Stored records:
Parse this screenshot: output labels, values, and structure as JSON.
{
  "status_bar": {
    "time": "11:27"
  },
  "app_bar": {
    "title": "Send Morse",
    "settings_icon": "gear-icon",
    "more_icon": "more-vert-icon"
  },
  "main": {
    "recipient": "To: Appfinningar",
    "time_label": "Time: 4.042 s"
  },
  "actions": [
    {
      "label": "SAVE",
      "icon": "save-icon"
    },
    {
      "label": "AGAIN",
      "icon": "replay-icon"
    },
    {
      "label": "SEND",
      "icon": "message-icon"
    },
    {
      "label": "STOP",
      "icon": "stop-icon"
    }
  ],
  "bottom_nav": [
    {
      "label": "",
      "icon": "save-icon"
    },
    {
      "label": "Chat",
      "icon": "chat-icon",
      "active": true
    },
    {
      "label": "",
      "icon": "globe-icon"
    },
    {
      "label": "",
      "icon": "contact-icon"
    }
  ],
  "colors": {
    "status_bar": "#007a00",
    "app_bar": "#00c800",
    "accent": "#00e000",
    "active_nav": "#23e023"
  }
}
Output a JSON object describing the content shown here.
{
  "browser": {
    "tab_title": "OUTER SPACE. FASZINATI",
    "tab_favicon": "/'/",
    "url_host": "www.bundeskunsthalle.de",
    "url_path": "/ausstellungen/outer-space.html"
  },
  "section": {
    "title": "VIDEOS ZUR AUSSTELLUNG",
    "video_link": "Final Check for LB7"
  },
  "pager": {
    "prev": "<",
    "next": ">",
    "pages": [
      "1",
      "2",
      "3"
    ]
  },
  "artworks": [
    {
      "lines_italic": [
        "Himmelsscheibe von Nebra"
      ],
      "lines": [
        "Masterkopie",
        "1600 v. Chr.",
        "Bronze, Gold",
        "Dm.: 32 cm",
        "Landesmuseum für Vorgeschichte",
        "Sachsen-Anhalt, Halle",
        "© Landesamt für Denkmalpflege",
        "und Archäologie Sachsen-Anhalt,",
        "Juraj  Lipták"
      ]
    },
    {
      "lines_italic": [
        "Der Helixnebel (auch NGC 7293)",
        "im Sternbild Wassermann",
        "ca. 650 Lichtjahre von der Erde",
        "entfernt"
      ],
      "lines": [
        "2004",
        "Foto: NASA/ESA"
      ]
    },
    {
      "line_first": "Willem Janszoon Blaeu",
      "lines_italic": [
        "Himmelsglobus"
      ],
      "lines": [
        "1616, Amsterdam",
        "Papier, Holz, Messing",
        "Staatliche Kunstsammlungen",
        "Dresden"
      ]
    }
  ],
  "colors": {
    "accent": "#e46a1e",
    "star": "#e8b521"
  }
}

What to produce: The records above must be repeated exactly, every one of them.

Written solution:
Parse this screenshot: output labels, values, and structure as JSON.
{
  "status_bar": {
    "time": "11:27"
  },
  "app_bar": {
    "title": "Send Morse",
    "settings_icon": "gear-icon",
    "more_icon": "more-vert-icon"
  },
  "main": {
    "recipient": "To: Appfinningar",
    "time_label": "Time: 4.042 s"
  },
  "actions": [
    {
      "label": "SAVE",
      "icon": "save-icon"
    },
    {
      "label": "AGAIN",
      "icon": "replay-icon"
    },
    {
      "label": "SEND",
      "icon": "message-icon"
    },
    {
      "label": "STOP",
      "icon": "stop-icon"
    }
  ],
  "bottom_nav": [
    {
      "label": "",
      "icon": "save-icon"
    },
    {
      "label": "Chat",
      "icon": "chat-icon",
      "active": true
    },
    {
      "label": "",
      "icon": "globe-icon"
    },
    {
      "label": "",
      "icon": "contact-icon"
    }
  ],
  "colors": {
    "status_bar": "#007a00",
    "app_bar": "#00c800",
    "accent": "#00e000",
    "active_nav": "#23e023"
  }
}
Output a JSON object describing the content shown here.
{
  "browser": {
    "tab_title": "OUTER SPACE. FASZINATI",
    "tab_favicon": "/'/",
    "url_host": "www.bundeskunsthalle.de",
    "url_path": "/ausstellungen/outer-space.html"
  },
  "section": {
    "title": "VIDEOS ZUR AUSSTELLUNG",
    "video_link": "Final Check for LB7"
  },
  "pager": {
    "prev": "<",
    "next": ">",
    "pages": [
      "1",
      "2",
      "3"
    ]
  },
  "artworks": [
    {
      "lines_italic": [
        "Himmelsscheibe von Nebra"
      ],
      "lines": [
        "Masterkopie",
        "1600 v. Chr.",
        "Bronze, Gold",
        "Dm.: 32 cm",
        "Landesmuseum für Vorgeschichte",
        "Sachsen-Anhalt, Halle",
        "© Landesamt für Denkmalpflege",
        "und Archäologie Sachsen-Anhalt,",
        "Juraj  Lipták"
      ]
    },
    {
      "lines_italic": [
        "Der Helixnebel (auch NGC 7293)",
        "im Sternbild Wassermann",
        "ca. 650 Lichtjahre von der Erde",
        "entfernt"
      ],
      "lines": [
        "2004",
        "Foto: NASA/ESA"
      ]
    },
    {
      "line_first": "Willem Janszoon Blaeu",
      "lines_italic": [
        "Himmelsglobus"
      ],
      "lines": [
        "1616, Amsterdam",
        "Papier, Holz, Messing",
        "Staatliche Kunstsammlungen",
        "Dresden"
      ]
    }
  ],
  "colors": {
    "accent": "#e46a1e",
    "star": "#e8b521"
  }
}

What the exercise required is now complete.